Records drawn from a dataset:
============================================================
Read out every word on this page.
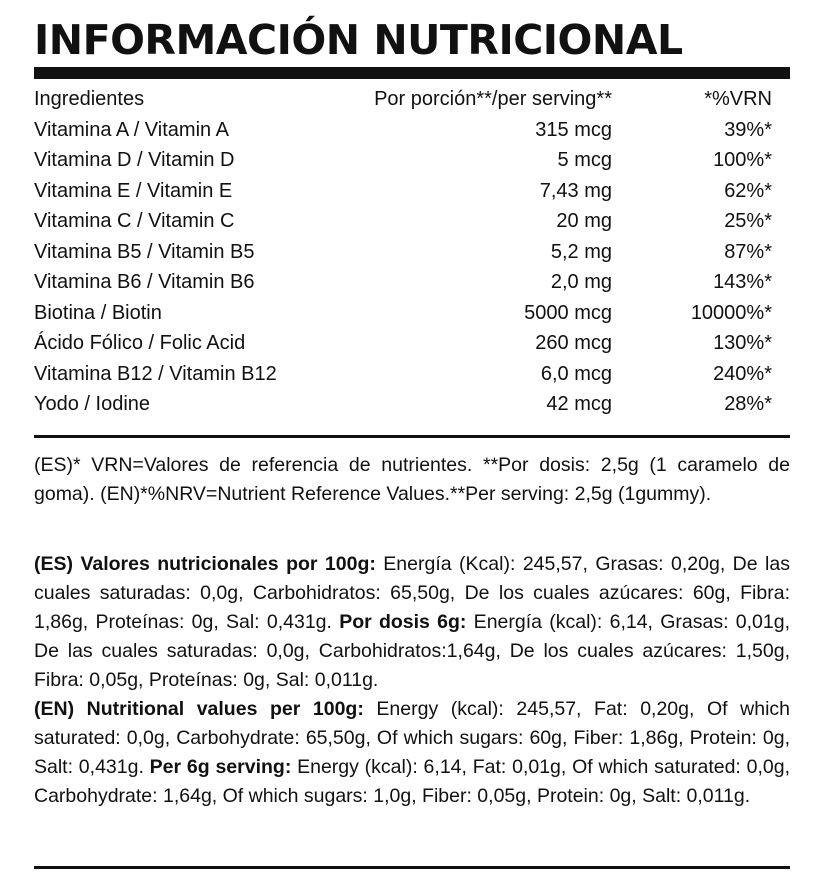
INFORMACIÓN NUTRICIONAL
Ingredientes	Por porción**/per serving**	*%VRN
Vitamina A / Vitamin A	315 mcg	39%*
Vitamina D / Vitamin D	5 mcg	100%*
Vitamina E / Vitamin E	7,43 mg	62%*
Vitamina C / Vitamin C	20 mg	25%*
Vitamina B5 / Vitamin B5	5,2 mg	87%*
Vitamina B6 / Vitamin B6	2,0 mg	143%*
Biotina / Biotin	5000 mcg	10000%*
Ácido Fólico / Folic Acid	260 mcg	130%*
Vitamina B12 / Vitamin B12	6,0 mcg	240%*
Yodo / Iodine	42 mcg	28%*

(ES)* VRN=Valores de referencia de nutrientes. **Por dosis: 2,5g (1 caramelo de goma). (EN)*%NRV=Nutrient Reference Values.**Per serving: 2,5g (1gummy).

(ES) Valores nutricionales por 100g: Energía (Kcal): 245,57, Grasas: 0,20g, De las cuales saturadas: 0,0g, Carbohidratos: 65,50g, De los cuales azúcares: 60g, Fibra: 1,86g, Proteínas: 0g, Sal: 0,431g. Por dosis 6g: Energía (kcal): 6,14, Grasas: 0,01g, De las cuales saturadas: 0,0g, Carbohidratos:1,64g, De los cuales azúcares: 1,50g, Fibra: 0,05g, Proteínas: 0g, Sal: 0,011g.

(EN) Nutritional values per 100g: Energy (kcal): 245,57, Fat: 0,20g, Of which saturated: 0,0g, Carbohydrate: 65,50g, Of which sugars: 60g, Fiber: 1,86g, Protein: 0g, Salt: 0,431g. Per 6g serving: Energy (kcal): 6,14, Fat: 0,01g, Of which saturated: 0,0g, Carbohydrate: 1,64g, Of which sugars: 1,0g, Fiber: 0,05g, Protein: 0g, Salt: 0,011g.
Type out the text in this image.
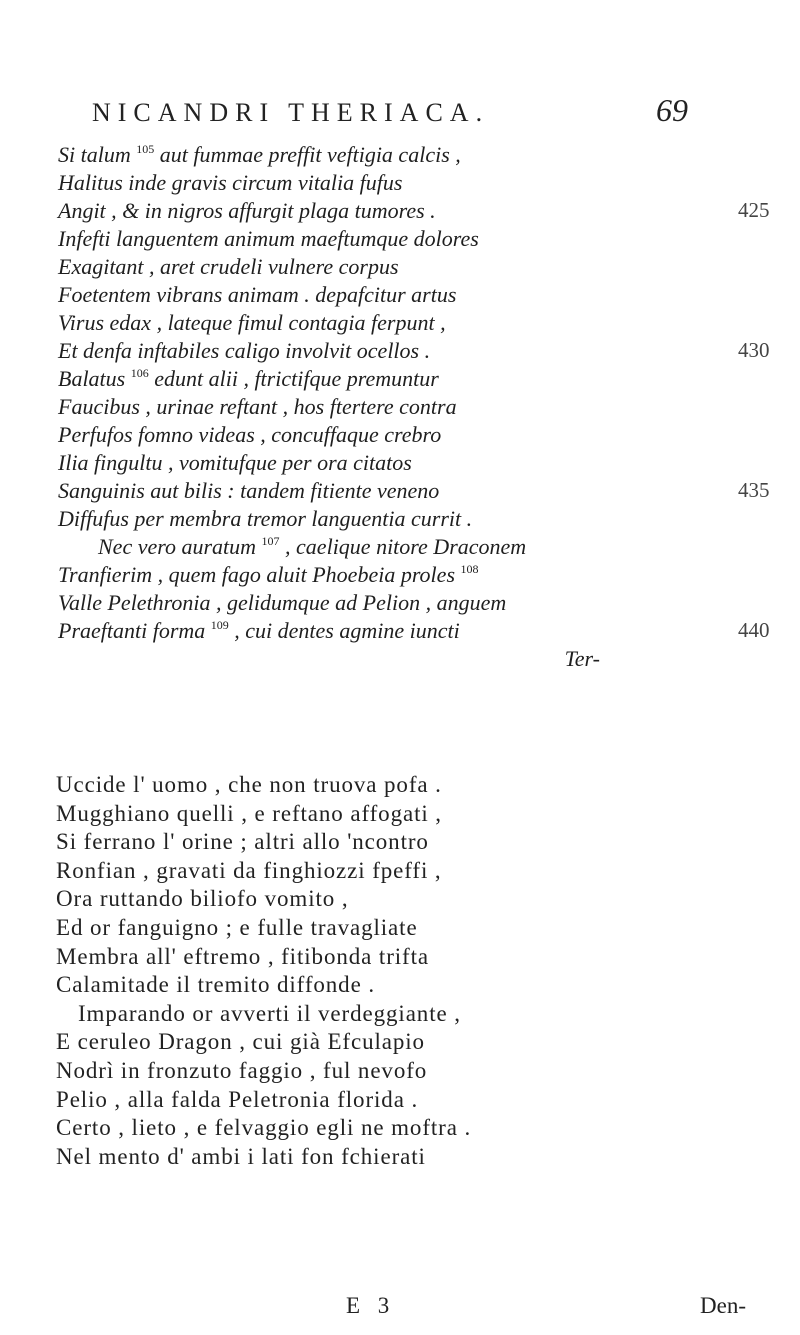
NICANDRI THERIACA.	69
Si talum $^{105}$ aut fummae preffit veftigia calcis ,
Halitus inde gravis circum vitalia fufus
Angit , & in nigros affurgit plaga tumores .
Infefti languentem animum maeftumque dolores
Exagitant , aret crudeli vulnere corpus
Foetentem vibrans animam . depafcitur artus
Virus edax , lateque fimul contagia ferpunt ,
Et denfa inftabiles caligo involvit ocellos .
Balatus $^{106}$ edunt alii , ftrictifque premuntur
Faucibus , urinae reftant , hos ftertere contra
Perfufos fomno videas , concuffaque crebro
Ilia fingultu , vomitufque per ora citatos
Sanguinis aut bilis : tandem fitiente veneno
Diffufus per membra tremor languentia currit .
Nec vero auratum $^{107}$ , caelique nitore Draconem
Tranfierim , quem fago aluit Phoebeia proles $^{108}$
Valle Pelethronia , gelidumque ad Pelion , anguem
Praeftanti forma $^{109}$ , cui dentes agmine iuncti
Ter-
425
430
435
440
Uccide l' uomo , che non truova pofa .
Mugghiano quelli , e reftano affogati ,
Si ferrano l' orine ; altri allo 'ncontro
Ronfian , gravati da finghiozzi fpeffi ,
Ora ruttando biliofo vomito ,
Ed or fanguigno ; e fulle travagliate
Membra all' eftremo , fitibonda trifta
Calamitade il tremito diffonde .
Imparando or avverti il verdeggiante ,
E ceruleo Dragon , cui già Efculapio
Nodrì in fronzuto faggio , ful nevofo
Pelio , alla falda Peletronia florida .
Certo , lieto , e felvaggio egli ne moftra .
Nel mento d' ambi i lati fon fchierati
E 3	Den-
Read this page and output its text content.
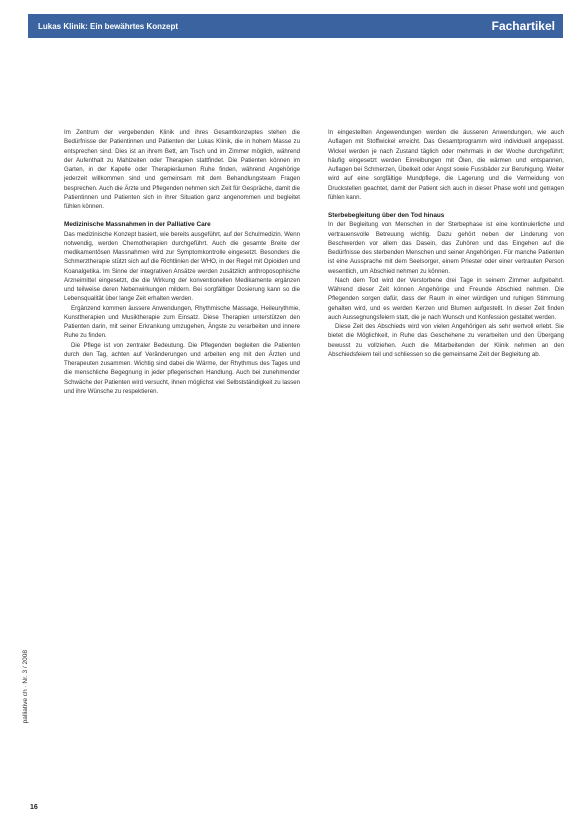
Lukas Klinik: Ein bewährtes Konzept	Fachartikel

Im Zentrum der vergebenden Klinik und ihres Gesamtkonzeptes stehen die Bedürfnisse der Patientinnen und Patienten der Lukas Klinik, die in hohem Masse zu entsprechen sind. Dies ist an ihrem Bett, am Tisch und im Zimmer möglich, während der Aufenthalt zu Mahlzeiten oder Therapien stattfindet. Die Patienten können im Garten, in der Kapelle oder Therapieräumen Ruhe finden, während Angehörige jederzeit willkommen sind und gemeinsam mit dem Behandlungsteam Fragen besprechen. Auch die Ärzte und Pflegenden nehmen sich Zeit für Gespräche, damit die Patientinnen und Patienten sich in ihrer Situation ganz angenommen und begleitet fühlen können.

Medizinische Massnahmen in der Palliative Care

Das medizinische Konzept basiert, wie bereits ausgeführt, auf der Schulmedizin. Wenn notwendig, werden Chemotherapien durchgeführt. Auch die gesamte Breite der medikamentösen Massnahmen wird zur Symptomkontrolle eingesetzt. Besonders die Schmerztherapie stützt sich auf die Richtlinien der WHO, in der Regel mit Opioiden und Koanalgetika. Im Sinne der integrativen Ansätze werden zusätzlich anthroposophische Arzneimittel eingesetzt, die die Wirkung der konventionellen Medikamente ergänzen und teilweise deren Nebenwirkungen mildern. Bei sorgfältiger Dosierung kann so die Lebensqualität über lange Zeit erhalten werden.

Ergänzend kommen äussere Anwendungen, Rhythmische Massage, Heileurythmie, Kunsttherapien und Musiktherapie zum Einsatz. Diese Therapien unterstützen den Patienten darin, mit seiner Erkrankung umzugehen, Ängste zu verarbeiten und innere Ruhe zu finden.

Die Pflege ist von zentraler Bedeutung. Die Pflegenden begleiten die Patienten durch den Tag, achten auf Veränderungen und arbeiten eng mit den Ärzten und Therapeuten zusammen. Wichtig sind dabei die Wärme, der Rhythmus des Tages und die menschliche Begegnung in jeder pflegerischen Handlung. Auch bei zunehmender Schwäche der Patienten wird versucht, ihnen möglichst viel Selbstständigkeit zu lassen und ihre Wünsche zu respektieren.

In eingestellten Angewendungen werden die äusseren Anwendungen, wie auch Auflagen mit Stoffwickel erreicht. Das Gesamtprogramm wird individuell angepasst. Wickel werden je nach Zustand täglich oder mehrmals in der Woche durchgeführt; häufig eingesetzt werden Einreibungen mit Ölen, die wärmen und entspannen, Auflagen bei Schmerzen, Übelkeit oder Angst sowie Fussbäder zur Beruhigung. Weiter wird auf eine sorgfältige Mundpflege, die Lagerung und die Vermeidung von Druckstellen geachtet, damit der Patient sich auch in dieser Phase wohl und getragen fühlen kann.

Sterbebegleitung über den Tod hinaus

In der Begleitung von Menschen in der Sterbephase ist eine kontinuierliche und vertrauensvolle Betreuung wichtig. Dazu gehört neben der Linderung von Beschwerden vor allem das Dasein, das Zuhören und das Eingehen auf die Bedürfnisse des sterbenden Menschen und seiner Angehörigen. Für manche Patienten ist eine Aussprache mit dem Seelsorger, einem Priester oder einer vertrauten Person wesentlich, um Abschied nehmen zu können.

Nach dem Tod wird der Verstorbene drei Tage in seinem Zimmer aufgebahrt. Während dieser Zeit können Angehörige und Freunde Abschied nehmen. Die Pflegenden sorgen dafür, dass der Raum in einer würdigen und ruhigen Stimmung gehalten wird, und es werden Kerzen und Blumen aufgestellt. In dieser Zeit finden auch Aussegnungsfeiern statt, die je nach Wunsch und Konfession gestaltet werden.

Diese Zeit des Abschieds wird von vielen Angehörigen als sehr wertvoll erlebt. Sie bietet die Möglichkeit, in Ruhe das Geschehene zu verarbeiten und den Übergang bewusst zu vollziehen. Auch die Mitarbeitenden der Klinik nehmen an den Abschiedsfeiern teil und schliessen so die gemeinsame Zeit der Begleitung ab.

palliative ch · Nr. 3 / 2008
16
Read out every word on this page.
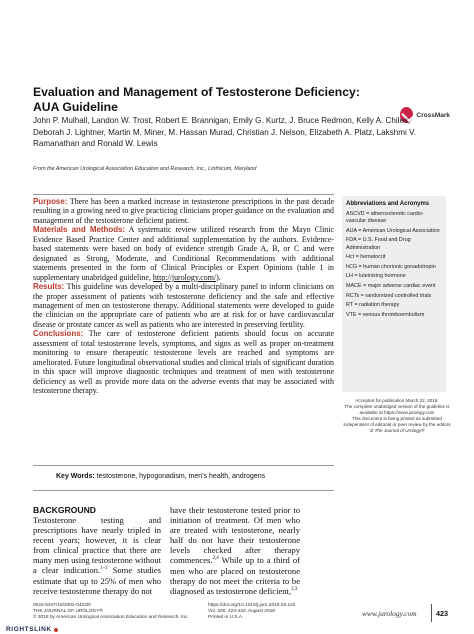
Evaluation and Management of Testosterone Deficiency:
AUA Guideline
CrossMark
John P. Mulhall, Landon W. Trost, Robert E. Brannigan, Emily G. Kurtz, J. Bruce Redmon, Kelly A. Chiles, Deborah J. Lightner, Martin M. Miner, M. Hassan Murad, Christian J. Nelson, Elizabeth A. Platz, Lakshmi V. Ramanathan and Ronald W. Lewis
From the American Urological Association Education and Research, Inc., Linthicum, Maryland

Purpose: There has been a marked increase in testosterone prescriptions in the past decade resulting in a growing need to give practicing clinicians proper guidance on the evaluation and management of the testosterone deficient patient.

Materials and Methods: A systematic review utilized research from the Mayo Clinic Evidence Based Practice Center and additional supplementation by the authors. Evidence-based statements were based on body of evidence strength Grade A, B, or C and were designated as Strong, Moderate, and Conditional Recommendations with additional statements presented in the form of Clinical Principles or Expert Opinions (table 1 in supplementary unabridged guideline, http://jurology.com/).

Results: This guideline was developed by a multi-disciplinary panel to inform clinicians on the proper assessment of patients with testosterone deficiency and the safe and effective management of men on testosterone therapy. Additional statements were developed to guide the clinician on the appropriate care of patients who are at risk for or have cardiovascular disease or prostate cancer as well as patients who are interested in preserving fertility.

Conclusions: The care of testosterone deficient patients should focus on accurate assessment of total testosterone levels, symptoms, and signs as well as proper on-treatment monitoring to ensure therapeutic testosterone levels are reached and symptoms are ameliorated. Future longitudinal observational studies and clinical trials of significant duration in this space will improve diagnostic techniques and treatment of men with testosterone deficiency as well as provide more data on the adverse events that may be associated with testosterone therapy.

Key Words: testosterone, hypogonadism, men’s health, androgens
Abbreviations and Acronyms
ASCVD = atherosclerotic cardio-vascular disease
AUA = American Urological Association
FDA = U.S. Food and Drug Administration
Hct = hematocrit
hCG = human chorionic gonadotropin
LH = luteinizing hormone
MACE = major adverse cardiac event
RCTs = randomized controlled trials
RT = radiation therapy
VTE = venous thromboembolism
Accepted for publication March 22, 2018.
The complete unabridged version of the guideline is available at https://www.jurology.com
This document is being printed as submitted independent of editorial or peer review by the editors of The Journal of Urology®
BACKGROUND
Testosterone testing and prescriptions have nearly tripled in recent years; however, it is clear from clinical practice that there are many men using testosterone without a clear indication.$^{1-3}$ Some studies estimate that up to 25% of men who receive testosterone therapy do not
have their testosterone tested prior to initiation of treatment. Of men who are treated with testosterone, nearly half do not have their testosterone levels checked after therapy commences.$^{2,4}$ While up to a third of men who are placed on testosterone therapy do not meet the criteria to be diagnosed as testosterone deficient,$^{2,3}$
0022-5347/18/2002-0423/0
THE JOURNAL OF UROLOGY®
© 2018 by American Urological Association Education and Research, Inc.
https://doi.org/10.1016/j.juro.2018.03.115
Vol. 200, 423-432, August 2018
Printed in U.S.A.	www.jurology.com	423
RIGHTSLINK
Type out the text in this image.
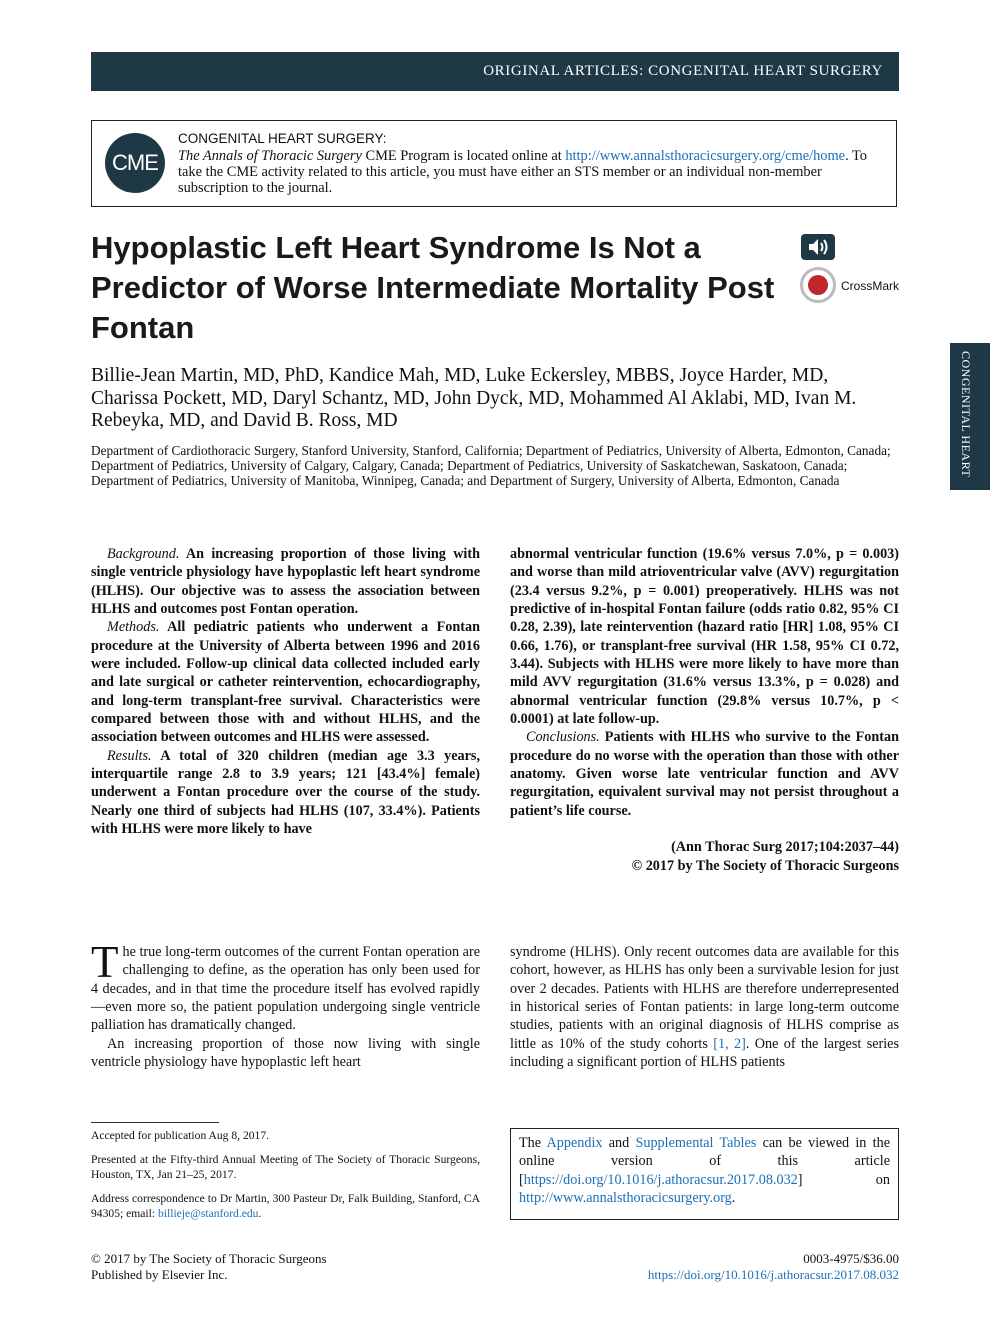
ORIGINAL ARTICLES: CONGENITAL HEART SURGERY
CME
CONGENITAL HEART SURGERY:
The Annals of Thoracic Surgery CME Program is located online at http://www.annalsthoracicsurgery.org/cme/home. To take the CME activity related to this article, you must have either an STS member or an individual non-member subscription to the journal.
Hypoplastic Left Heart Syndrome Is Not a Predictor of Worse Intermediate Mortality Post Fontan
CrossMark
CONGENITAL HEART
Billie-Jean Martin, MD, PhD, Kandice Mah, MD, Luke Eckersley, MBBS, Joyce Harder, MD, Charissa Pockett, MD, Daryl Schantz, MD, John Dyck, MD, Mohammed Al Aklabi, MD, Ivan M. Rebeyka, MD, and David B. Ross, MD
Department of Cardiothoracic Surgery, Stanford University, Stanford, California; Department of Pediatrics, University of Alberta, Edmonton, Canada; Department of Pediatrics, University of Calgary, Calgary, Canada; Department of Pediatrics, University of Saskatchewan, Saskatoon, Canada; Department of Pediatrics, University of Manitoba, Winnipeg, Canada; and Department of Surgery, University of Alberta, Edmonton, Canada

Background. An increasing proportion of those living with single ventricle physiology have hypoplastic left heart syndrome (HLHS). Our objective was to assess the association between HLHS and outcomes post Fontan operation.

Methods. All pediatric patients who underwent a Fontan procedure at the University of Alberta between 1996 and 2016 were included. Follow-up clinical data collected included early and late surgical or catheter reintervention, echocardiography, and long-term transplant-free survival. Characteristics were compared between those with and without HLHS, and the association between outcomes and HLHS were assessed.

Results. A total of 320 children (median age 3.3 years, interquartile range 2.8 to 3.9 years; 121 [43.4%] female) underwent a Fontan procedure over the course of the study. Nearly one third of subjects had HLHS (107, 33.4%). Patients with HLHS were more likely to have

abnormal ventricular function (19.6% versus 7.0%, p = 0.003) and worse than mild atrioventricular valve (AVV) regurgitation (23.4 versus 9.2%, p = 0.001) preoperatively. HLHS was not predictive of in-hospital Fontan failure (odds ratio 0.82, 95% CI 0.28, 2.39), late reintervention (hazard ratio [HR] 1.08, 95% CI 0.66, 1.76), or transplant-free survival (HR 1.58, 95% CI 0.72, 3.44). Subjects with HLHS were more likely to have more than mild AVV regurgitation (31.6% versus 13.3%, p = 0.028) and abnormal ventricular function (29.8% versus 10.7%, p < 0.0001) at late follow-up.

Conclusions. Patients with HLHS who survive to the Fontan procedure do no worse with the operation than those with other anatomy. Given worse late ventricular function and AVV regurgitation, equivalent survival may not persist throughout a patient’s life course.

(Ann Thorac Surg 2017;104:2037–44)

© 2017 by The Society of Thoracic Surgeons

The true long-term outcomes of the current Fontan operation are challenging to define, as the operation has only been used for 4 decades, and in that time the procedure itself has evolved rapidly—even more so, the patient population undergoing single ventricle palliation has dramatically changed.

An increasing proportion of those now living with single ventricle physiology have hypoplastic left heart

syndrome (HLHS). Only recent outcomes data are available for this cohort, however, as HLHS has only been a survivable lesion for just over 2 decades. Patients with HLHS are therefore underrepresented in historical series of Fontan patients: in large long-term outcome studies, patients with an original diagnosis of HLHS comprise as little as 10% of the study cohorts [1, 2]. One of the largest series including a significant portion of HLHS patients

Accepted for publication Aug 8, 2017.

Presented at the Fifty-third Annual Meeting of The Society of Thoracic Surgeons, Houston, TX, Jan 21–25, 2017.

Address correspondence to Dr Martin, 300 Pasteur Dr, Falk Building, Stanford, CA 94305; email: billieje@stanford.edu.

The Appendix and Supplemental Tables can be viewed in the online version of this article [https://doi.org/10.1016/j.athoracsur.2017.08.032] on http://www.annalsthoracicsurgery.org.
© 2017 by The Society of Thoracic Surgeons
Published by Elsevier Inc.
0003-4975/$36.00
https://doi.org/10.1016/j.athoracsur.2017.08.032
============================================================
*Work instructions*
Find the word "verarbeiten" in the records and pull out each line that has it.

*Task solution*
Ergänzend kommen äussere Anwendungen, Rhythmische Massage, Heileurythmie, Kunsttherapien und Musiktherapie zum Einsatz. Diese Therapien unterstützen den Patienten darin, mit seiner Erkrankung umzugehen, Ängste zu verarbeiten und innere Ruhe zu finden.
Diese Zeit des Abschieds wird von vielen Angehörigen als sehr wertvoll erlebt. Sie bietet die Möglichkeit, in Ruhe das Geschehene zu verarbeiten und den Übergang bewusst zu vollziehen. Auch die Mitarbeitenden der Klinik nehmen an den Abschiedsfeiern teil und schliessen so die gemeinsame Zeit der Begleitung ab.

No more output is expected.